TASK BRIEF.
Give only the number of lines that hold the word "title".

---+---

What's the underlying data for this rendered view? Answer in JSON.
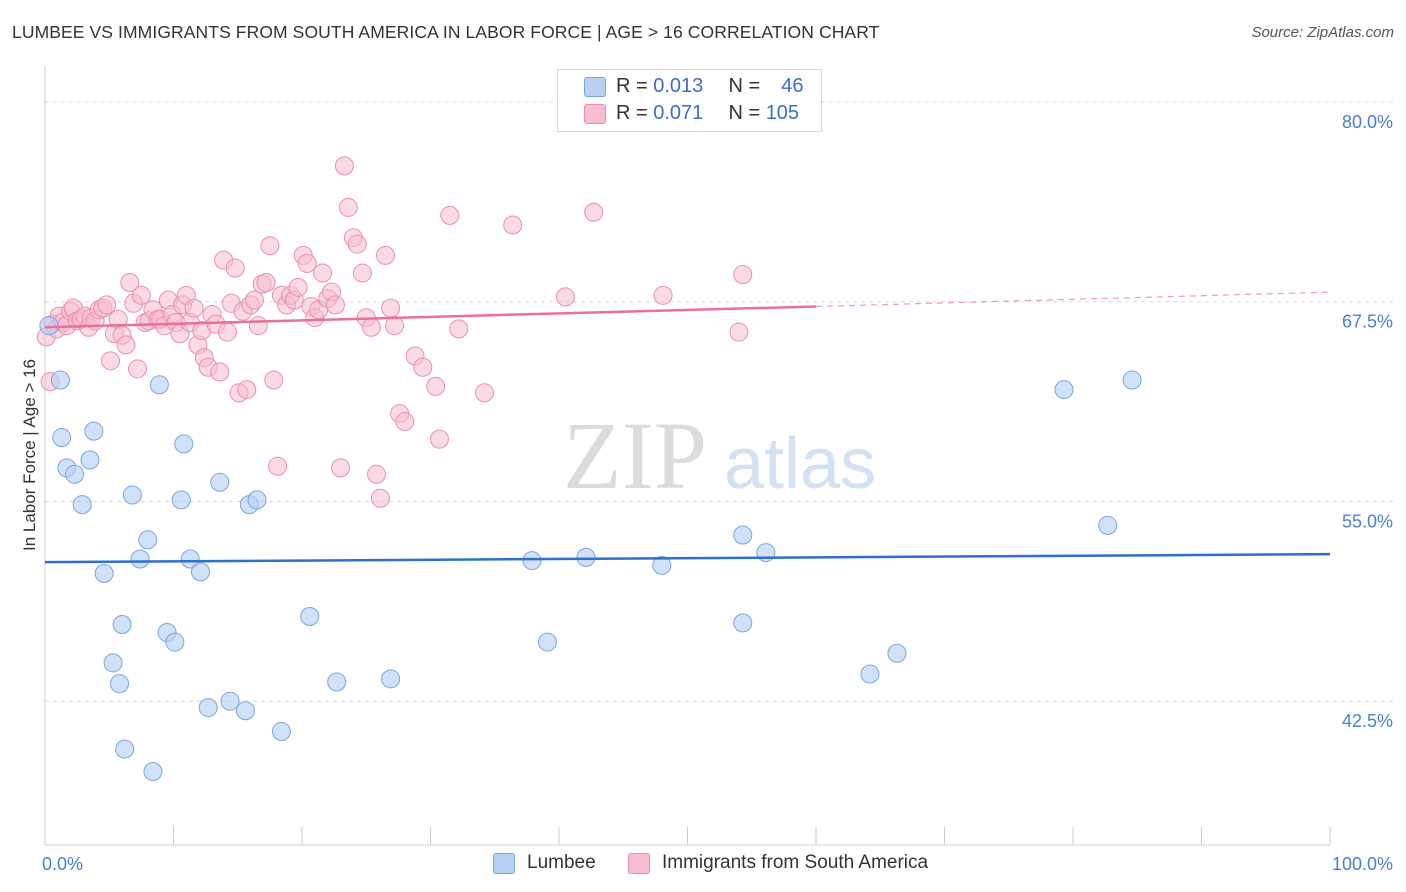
{
  "title": "LUMBEE VS IMMIGRANTS FROM SOUTH AMERICA IN LABOR FORCE | AGE > 16 CORRELATION CHART",
  "source": "Source: ZipAtlas.com",
  "watermark": {
    "zip": "ZIP",
    "atlas": "atlas"
  },
  "legend_top": [
    {
      "r_label": "R =",
      "r_value": "0.013",
      "n_label": "N =",
      "n_value": "46"
    },
    {
      "r_label": "R =",
      "r_value": "0.071",
      "n_label": "N =",
      "n_value": "105"
    }
  ],
  "colors": {
    "lumbee_fill": "#b8d1f2",
    "lumbee_stroke": "#7aa6e0",
    "lumbee_line": "#2e70cc",
    "immigrants_fill": "#f6bed0",
    "immigrants_stroke": "#ec8fac",
    "immigrants_line": "#e8709a",
    "axis_label": "#4a7fd0",
    "grid": "#d8d8d8"
  },
  "chart_data": {
    "type": "scatter",
    "title": "LUMBEE VS IMMIGRANTS FROM SOUTH AMERICA IN LABOR FORCE | AGE > 16 CORRELATION CHART",
    "xlabel": "",
    "ylabel": "In Labor Force | Age > 16",
    "x_unit": "%",
    "y_unit": "%",
    "xlim": [
      0,
      100
    ],
    "ylim": [
      33.5,
      81.5
    ],
    "x_tick_labels": [
      {
        "value": 0,
        "label": "0.0%"
      },
      {
        "value": 100,
        "label": "100.0%"
      }
    ],
    "y_tick_labels": [
      {
        "value": 80.0,
        "label": "80.0%"
      },
      {
        "value": 67.5,
        "label": "67.5%"
      },
      {
        "value": 55.0,
        "label": "55.0%"
      },
      {
        "value": 42.5,
        "label": "42.5%"
      }
    ],
    "grid": true,
    "legend_position": "top-center",
    "series": [
      {
        "name": "Lumbee",
        "r": 0.013,
        "n": 46,
        "trend": {
          "x": [
            0,
            100
          ],
          "y": [
            51.2,
            51.7
          ]
        },
        "points": [
          [
            0.3,
            66.0
          ],
          [
            1.2,
            62.6
          ],
          [
            1.3,
            59.0
          ],
          [
            1.7,
            57.1
          ],
          [
            2.3,
            56.7
          ],
          [
            2.9,
            54.8
          ],
          [
            3.5,
            57.6
          ],
          [
            3.8,
            59.4
          ],
          [
            4.6,
            50.5
          ],
          [
            5.3,
            44.9
          ],
          [
            5.8,
            43.6
          ],
          [
            6.0,
            47.3
          ],
          [
            6.2,
            39.5
          ],
          [
            6.8,
            55.4
          ],
          [
            7.4,
            51.4
          ],
          [
            8.0,
            52.6
          ],
          [
            8.4,
            38.1
          ],
          [
            8.9,
            62.3
          ],
          [
            9.5,
            46.8
          ],
          [
            10.1,
            46.2
          ],
          [
            10.6,
            55.1
          ],
          [
            10.8,
            58.6
          ],
          [
            11.3,
            51.4
          ],
          [
            12.1,
            50.6
          ],
          [
            12.7,
            42.1
          ],
          [
            13.6,
            56.2
          ],
          [
            14.4,
            42.5
          ],
          [
            15.6,
            41.9
          ],
          [
            15.9,
            54.8
          ],
          [
            16.5,
            55.1
          ],
          [
            18.4,
            40.6
          ],
          [
            20.6,
            47.8
          ],
          [
            22.7,
            43.7
          ],
          [
            26.9,
            43.9
          ],
          [
            37.9,
            51.3
          ],
          [
            39.1,
            46.2
          ],
          [
            42.1,
            51.5
          ],
          [
            48.0,
            51.0
          ],
          [
            54.3,
            52.9
          ],
          [
            54.3,
            47.4
          ],
          [
            56.1,
            51.8
          ],
          [
            64.2,
            44.2
          ],
          [
            66.3,
            45.5
          ],
          [
            79.3,
            62.0
          ],
          [
            82.7,
            53.5
          ],
          [
            84.6,
            62.6
          ]
        ]
      },
      {
        "name": "Immigrants from South America",
        "r": 0.071,
        "n": 105,
        "trend": {
          "x": [
            0,
            60
          ],
          "y": [
            65.9,
            67.2
          ]
        },
        "trend_extension": {
          "x": [
            60,
            100
          ],
          "y": [
            67.2,
            68.1
          ]
        },
        "points": [
          [
            0.1,
            65.3
          ],
          [
            0.4,
            62.5
          ],
          [
            0.6,
            66.1
          ],
          [
            0.9,
            65.8
          ],
          [
            1.1,
            66.6
          ],
          [
            1.4,
            66.2
          ],
          [
            1.7,
            66.0
          ],
          [
            2.0,
            66.9
          ],
          [
            2.2,
            67.1
          ],
          [
            2.5,
            66.3
          ],
          [
            2.8,
            66.4
          ],
          [
            3.1,
            66.6
          ],
          [
            3.4,
            65.9
          ],
          [
            3.6,
            66.5
          ],
          [
            3.9,
            66.3
          ],
          [
            4.2,
            67.0
          ],
          [
            4.5,
            67.1
          ],
          [
            4.8,
            67.3
          ],
          [
            5.1,
            63.8
          ],
          [
            5.4,
            65.5
          ],
          [
            5.7,
            66.4
          ],
          [
            6.0,
            65.4
          ],
          [
            6.3,
            64.8
          ],
          [
            6.6,
            68.7
          ],
          [
            6.9,
            67.4
          ],
          [
            7.2,
            63.3
          ],
          [
            7.5,
            67.9
          ],
          [
            7.8,
            66.2
          ],
          [
            8.1,
            66.3
          ],
          [
            8.4,
            67.0
          ],
          [
            8.8,
            66.4
          ],
          [
            9.0,
            66.4
          ],
          [
            9.3,
            66.0
          ],
          [
            9.6,
            67.6
          ],
          [
            9.9,
            66.7
          ],
          [
            10.2,
            66.2
          ],
          [
            10.5,
            65.5
          ],
          [
            10.7,
            67.3
          ],
          [
            11.0,
            67.9
          ],
          [
            11.3,
            66.2
          ],
          [
            11.6,
            67.1
          ],
          [
            11.9,
            64.8
          ],
          [
            12.2,
            65.7
          ],
          [
            12.4,
            64.0
          ],
          [
            12.7,
            63.4
          ],
          [
            13.0,
            66.7
          ],
          [
            13.3,
            66.1
          ],
          [
            13.6,
            63.1
          ],
          [
            13.9,
            70.1
          ],
          [
            14.2,
            65.6
          ],
          [
            14.5,
            67.4
          ],
          [
            14.8,
            69.6
          ],
          [
            15.1,
            61.8
          ],
          [
            15.4,
            66.9
          ],
          [
            15.7,
            62.0
          ],
          [
            16.0,
            67.3
          ],
          [
            16.3,
            67.6
          ],
          [
            16.6,
            66.0
          ],
          [
            16.9,
            68.6
          ],
          [
            17.2,
            68.7
          ],
          [
            17.5,
            71.0
          ],
          [
            17.8,
            62.6
          ],
          [
            18.1,
            57.2
          ],
          [
            18.4,
            67.9
          ],
          [
            18.8,
            67.3
          ],
          [
            19.1,
            67.9
          ],
          [
            19.4,
            67.6
          ],
          [
            19.7,
            68.4
          ],
          [
            20.1,
            70.4
          ],
          [
            20.4,
            69.9
          ],
          [
            20.7,
            67.2
          ],
          [
            21.0,
            66.5
          ],
          [
            21.3,
            67.0
          ],
          [
            21.6,
            69.3
          ],
          [
            22.0,
            67.7
          ],
          [
            22.3,
            68.1
          ],
          [
            22.6,
            67.3
          ],
          [
            23.0,
            57.1
          ],
          [
            23.3,
            76.0
          ],
          [
            23.6,
            73.4
          ],
          [
            24.0,
            71.5
          ],
          [
            24.3,
            71.1
          ],
          [
            24.7,
            69.3
          ],
          [
            25.0,
            66.5
          ],
          [
            25.4,
            65.9
          ],
          [
            25.8,
            56.7
          ],
          [
            26.1,
            55.2
          ],
          [
            26.5,
            70.4
          ],
          [
            26.9,
            67.1
          ],
          [
            27.2,
            66.0
          ],
          [
            27.6,
            60.5
          ],
          [
            28.0,
            60.0
          ],
          [
            28.8,
            64.1
          ],
          [
            29.4,
            63.4
          ],
          [
            30.4,
            62.2
          ],
          [
            30.7,
            58.9
          ],
          [
            31.5,
            72.9
          ],
          [
            32.2,
            65.8
          ],
          [
            34.2,
            61.8
          ],
          [
            36.4,
            72.3
          ],
          [
            40.5,
            67.8
          ],
          [
            42.7,
            73.1
          ],
          [
            48.1,
            67.9
          ],
          [
            54.0,
            65.6
          ],
          [
            54.3,
            69.2
          ]
        ]
      }
    ]
  },
  "axes": {
    "ylabel": "In Labor Force | Age > 16",
    "x_min_label": "0.0%",
    "x_max_label": "100.0%"
  },
  "legend_bottom": [
    {
      "label": "Lumbee"
    },
    {
      "label": "Immigrants from South America"
    }
  ]
}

---+---

SOLUTION BELOW.
2